** start **
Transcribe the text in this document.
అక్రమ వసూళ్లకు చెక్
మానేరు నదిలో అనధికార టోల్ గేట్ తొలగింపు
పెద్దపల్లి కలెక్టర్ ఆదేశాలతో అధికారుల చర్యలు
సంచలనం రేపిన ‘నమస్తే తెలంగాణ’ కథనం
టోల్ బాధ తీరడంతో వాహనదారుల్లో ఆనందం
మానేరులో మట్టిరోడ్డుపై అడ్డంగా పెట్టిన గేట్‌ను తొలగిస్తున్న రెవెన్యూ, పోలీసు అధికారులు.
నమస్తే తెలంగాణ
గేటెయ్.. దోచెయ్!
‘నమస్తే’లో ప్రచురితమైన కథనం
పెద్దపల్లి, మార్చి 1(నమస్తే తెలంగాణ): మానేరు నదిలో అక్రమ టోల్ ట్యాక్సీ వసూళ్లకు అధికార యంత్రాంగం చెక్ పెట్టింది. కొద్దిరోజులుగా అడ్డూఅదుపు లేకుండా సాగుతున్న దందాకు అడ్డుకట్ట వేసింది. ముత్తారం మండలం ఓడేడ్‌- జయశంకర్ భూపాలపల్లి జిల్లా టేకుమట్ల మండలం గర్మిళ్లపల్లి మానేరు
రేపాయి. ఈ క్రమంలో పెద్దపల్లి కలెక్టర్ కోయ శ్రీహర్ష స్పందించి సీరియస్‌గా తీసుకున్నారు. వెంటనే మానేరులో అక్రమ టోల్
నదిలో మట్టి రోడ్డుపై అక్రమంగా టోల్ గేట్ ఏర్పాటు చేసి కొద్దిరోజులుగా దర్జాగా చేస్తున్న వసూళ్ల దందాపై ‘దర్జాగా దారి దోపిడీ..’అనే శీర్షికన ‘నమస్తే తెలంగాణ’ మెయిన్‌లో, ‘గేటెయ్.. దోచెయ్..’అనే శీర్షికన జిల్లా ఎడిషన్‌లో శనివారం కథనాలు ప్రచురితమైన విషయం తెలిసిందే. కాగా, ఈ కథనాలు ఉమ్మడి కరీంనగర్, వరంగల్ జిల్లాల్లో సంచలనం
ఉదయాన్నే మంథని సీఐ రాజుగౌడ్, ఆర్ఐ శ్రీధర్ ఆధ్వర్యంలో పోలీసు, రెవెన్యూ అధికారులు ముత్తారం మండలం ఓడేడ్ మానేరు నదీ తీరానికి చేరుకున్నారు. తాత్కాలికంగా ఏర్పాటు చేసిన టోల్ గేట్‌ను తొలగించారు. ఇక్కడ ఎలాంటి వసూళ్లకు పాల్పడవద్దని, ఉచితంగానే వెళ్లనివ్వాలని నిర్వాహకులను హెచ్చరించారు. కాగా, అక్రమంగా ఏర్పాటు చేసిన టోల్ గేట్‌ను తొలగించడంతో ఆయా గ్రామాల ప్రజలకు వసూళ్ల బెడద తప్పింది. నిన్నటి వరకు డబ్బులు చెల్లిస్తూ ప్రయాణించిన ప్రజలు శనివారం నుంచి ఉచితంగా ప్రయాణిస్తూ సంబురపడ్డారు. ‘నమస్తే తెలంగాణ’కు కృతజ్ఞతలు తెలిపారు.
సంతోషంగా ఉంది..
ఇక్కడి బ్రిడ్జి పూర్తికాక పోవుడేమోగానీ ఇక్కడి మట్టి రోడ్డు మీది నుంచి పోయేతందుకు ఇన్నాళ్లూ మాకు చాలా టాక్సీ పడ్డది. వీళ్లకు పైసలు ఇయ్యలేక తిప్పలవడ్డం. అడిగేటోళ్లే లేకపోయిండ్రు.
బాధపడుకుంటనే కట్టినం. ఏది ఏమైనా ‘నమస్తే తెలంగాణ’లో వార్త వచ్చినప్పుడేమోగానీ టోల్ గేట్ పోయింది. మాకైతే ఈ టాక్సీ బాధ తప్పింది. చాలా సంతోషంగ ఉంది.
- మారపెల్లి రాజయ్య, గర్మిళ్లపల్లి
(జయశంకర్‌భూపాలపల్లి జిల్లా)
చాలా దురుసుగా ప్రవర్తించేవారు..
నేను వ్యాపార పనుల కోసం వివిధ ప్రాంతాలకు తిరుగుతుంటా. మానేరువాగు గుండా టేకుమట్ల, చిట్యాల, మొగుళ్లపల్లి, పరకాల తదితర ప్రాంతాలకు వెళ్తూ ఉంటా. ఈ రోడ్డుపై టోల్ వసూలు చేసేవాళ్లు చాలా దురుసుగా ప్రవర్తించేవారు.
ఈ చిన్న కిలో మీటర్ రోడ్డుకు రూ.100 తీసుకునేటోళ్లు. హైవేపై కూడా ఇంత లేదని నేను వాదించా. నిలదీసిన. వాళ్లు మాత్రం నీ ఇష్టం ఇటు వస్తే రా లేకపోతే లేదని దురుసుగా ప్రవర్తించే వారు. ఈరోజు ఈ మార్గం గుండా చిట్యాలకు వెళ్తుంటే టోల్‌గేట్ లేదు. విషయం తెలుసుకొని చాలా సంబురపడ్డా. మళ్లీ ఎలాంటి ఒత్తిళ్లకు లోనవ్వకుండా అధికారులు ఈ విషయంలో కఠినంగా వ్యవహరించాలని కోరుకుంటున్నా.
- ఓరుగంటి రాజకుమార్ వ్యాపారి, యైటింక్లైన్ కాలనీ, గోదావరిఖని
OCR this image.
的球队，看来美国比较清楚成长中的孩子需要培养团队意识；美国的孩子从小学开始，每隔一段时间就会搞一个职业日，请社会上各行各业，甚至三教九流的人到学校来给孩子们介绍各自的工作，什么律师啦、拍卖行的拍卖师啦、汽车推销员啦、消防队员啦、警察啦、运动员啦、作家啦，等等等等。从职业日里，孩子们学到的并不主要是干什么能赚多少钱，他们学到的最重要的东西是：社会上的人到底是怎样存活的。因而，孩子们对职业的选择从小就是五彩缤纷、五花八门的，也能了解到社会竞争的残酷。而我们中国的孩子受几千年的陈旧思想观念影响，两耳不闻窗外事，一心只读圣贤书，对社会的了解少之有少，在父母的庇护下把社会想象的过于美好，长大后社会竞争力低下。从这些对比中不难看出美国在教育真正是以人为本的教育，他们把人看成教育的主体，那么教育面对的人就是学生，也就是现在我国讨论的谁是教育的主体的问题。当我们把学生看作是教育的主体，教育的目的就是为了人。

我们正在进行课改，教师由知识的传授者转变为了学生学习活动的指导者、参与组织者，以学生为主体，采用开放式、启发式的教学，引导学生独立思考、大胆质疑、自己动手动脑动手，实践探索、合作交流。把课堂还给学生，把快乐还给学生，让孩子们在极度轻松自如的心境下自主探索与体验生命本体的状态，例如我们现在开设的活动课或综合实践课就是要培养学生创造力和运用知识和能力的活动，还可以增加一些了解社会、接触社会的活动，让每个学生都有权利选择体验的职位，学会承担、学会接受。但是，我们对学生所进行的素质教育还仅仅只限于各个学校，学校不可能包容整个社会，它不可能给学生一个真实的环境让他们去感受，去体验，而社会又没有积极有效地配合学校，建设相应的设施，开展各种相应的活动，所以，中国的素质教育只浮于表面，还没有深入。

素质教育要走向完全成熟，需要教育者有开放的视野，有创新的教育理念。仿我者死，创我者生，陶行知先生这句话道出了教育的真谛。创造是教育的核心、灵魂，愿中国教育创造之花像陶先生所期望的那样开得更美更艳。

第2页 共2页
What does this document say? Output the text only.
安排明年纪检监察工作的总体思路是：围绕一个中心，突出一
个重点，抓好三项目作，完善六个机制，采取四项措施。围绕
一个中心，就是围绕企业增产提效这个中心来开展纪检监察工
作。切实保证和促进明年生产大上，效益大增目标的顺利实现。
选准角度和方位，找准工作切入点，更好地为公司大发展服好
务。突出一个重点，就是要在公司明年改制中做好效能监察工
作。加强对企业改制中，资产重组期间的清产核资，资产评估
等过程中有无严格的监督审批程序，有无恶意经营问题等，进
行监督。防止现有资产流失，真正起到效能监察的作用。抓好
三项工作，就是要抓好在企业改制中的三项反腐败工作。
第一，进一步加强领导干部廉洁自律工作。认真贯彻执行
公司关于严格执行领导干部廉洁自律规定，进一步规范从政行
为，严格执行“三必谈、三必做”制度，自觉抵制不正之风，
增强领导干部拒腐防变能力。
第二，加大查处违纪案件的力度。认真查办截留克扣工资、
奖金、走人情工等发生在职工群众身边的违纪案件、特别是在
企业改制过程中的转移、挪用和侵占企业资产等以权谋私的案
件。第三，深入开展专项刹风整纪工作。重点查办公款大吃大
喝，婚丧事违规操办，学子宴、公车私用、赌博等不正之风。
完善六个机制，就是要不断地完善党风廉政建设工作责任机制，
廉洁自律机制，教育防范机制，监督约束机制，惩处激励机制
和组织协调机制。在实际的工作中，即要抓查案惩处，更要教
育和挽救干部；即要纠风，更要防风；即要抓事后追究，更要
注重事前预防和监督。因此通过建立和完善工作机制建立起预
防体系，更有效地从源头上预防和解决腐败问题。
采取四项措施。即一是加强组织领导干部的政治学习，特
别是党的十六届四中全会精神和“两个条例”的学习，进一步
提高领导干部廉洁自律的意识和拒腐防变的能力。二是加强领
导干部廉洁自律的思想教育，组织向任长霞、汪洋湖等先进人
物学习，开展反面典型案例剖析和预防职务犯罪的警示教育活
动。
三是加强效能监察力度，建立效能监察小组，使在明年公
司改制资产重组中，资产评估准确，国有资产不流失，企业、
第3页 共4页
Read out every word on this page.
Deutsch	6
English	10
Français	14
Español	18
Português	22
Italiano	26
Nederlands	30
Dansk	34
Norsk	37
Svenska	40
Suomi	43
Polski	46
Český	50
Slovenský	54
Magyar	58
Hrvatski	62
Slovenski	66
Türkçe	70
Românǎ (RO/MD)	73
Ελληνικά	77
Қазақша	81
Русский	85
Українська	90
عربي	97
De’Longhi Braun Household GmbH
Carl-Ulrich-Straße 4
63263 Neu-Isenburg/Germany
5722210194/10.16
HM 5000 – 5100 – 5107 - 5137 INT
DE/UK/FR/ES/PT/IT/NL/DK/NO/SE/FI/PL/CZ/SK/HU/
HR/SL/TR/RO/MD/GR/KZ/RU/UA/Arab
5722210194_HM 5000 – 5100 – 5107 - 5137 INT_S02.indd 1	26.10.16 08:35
** end **
Identify the lines that contain the string "采取四项措施", and copy every one of them.

个重点，抓好三项目作，完善六个机制，采取四项措施。围绕
采取四项措施。即一是加强组织领导干部的政治学习，特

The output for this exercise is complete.